=== TASK TO COMPLETE ===
Retype the passage of the column below word for word, starting with "The Apple Doesn’t" and going on through "into written form.".

=== PROVIDED TEXT ===
━━━

They have long since become stereotype figures on TV sitcoms  — unemployed, still living in their parents’ basement at 30, spending their days staring at screens of one kind or another, while nursing a beer. The women with whom they went to high school are far more likely to have gone on to college and to have entered the professions which were once almost exclusively male, such as law or medicine. Not only do those women not see their former classmates as marriage material, they don’t even deem them worth talking to.

So it is hardly surprising that when a Nick Fuentes —  in many ways a figure just like them — comes along and offers excuses for their miserable lives, whether in the form of vile misogyny, an invasion of non-whites, or conspiracies to control the world on behalf of Israel and the Jews, there are so many eager to lap up what he is serving.

A society that produces so many losers, seething with resentment, is a tinderbox waiting to ignite.

The Apple Doesn’t Fall Far From the Tree

One of the general rules that I’ve extracted from the many special people I’ve been privileged to know is: Great people do not come from nowhere. Their parents usually have a great deal to do with the person they became.

That rule was reinforced last week when my wife and I made a shivah call to Mrs. Tzila Schneider, the founder of Kesher Yehudi, following the passing of her father, Rabbi Yechiel Aharon Baumol, z”l. The first thing that Mrs. Schneider said to us was, “My father passed away with over 500 living descendants, every one of whom is shomer Torah u’mitzvos.”

Over the years, I had heard a few things about Rav Baumol from his daughter. I knew, for instance, that he was very close to the Slonimer Rebbe, the Nesivos Shalom, and had the primary responsibility for transcribing his shiurim into written form.

But I had always assumed that the primary impetus for Mrs. Schneider’s activities was her late mother, Toirah Baumol, who had been a major figure in the absorption of Russian immigrants in the ’90s and the subject of a full-length biography.

Indeed, when I first met Rebbetzin Schneider well over a decade ago, it was a story about her mother that first captured me. The week prior to her chasunah, a young woman who worked as a cleaner for the family and who had been expelled from her seminary for baalos teshuvah moved into the family’s apartment. Part of the living room was blocked off, a sign was hung up saying “Mazal’s room,” and the family ate their Shabbos meals in the hallway.

But at the shivah, Mrs. Schneider set me straight. Yes, her mother was the activist, going to the airport to greet incoming planeloads of Jews arriving from the Soviet Union and taking care of all their arrangements. But that activism was fueled by her father, who had only a little corner for himself, under a small window, in their Meah Shearim apartment. It was he who provided the hashkafah that animated her mother’s work and that of Rebbetzin Schneider herself, over the 17 years that he lived with her family in Jerusalem’s Ramot neighborhood.

One cardinal rule in the Baumol household, strictly enforced, was that a negative word about another Jew was not permitted. Tzili recalled that once, when she was about nine years old, she had asked her sister at the Shabbos table about her new class in school. Her father quickly intervened, “We don’t discuss school at the Shabbos table,” likely out of a fear that some complaint about a teacher or a classmate might issue.

Every time her father picked up a cup of coffee, he would always say in Yiddish, “Another brachah,” And that captured an entire hashkafah. The seven girls and two boys in the family grew used to their beds being usurped by guests. Their father’s response to any complaint was inevitably, “It’s a mitzvah.”

What struck me most about the shivah house was the smile of each of the mourners, as they recalled the home in which they grew up. One sister, who has worked for decades for Rabbi Yitzchak Dovid Grossman and his Migdal Ohr institutions, was beaming, not just smiling, as she recalled the memories of growing up in a home of chesed. And in that smile, the riddle of 500 descendants, all shomer mitzvos, was solved.

━━━

[Document layout detection data]
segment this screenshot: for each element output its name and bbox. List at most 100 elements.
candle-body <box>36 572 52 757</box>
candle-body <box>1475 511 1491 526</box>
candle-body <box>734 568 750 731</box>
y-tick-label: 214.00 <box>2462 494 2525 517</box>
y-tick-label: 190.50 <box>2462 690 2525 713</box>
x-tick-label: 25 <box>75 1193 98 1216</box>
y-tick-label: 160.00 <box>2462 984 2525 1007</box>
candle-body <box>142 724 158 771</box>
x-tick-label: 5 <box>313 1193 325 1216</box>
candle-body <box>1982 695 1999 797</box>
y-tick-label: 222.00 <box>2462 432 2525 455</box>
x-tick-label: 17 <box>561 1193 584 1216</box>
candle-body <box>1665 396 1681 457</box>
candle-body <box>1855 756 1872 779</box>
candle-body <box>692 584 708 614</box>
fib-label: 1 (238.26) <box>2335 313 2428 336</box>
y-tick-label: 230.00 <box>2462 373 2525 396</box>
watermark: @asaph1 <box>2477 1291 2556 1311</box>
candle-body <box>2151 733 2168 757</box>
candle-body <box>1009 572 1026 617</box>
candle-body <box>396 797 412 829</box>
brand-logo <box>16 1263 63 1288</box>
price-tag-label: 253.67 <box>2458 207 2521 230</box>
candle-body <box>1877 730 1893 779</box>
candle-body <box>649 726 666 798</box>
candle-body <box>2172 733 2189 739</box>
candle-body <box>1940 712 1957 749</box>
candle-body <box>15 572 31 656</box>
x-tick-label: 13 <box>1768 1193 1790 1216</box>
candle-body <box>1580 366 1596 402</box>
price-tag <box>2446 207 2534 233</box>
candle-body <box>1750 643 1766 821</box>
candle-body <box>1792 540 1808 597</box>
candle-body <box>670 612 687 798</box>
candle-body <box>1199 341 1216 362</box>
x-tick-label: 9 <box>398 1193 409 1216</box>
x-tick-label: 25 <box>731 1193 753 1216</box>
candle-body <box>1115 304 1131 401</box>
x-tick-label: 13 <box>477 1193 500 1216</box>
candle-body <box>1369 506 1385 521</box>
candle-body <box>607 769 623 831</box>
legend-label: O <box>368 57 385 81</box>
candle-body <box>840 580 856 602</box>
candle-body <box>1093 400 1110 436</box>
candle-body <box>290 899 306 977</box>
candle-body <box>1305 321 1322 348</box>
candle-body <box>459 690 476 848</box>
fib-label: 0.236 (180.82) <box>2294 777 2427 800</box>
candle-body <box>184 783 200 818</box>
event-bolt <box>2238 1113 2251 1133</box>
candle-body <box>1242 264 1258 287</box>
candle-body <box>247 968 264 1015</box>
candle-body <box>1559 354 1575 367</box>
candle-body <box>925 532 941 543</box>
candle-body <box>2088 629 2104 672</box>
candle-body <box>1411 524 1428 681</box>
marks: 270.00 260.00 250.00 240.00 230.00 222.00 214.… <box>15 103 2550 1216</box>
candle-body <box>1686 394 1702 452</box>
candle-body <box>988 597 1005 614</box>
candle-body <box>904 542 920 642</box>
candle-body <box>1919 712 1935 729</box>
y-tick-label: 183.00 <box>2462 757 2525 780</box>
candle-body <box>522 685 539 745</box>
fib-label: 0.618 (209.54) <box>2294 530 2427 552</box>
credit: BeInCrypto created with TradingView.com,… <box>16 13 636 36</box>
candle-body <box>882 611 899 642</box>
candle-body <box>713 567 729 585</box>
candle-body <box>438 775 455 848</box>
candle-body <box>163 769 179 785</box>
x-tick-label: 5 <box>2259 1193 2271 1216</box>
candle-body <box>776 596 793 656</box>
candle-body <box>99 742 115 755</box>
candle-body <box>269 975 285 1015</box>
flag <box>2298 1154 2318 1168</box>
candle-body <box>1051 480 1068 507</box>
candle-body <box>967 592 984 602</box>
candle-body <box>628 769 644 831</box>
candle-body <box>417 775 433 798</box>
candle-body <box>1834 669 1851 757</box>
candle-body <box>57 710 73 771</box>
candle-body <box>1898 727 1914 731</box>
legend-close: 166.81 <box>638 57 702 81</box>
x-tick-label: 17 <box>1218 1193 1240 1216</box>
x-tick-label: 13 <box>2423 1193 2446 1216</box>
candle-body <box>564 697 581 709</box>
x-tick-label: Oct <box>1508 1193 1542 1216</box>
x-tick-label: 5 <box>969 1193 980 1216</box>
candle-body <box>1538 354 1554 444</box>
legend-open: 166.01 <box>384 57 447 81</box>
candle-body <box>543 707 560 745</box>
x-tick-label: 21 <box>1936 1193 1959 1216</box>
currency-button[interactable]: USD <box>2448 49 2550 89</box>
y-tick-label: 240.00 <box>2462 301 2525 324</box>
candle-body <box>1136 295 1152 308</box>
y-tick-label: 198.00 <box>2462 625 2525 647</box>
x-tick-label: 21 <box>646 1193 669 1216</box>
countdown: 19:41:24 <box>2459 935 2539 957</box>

━━━

=== TASK SOLUTION ===
The Apple Doesn’t Fall Far From the Tree

One of the general rules that I’ve extracted from the many special people I’ve been privileged to know is: Great people do not come from nowhere. Their parents usually have a great deal to do with the person they became.

That rule was reinforced last week when my wife and I made a shivah call to Mrs. Tzila Schneider, the founder of Kesher Yehudi, following the passing of her father, Rabbi Yechiel Aharon Baumol, z”l. The first thing that Mrs. Schneider said to us was, “My father passed away with over 500 living descendants, every one of whom is shomer Torah u’mitzvos.”

Over the years, I had heard a few things about Rav Baumol from his daughter. I knew, for instance, that he was very close to the Slonimer Rebbe, the Nesivos Shalom, and had the primary responsibility for transcribing his shiurim into written form.